- [DIRECTIVE] Extract all lines in the data that contain the word "الروضتين".

* Start RECORD LIST *

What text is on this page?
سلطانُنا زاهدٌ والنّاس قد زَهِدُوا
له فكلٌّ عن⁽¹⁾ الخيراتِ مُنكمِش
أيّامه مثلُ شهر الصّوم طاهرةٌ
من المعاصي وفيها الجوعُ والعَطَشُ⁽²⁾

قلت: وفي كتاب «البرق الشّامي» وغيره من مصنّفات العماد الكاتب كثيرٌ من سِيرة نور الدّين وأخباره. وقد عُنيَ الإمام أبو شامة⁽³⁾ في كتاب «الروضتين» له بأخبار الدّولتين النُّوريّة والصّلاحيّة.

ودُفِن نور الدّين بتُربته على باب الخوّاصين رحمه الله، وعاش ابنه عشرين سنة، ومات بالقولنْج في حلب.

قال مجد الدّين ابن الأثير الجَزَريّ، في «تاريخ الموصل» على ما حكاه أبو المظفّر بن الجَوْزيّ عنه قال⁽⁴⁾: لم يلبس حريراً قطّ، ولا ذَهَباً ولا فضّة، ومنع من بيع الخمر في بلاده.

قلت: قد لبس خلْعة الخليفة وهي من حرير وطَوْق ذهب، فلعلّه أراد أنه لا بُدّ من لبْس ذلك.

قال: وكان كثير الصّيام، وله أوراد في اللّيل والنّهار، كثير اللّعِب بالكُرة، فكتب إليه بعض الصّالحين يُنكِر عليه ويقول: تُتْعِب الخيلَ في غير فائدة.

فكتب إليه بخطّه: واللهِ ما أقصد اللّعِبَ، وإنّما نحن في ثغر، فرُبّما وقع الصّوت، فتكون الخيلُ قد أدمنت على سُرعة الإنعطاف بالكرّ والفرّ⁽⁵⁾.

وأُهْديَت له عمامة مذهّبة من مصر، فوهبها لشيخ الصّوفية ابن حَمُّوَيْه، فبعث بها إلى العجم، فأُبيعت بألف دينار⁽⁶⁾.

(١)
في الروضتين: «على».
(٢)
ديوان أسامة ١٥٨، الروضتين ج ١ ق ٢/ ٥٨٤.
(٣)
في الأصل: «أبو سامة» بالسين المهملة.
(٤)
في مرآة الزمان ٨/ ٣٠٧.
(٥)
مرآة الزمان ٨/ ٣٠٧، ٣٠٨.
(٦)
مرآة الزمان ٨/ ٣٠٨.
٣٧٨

* End RECORD LIST *

- [EXERCISE RESULT]
قلت: وفي كتاب «البرق الشّامي» وغيره من مصنّفات العماد الكاتب كثيرٌ من سِيرة نور الدّين وأخباره. وقد عُنيَ الإمام أبو شامة⁽³⁾ في كتاب «الروضتين» له بأخبار الدّولتين النُّوريّة والصّلاحيّة.
في الروضتين: «على».
ديوان أسامة ١٥٨، الروضتين ج ١ ق ٢/ ٥٨٤.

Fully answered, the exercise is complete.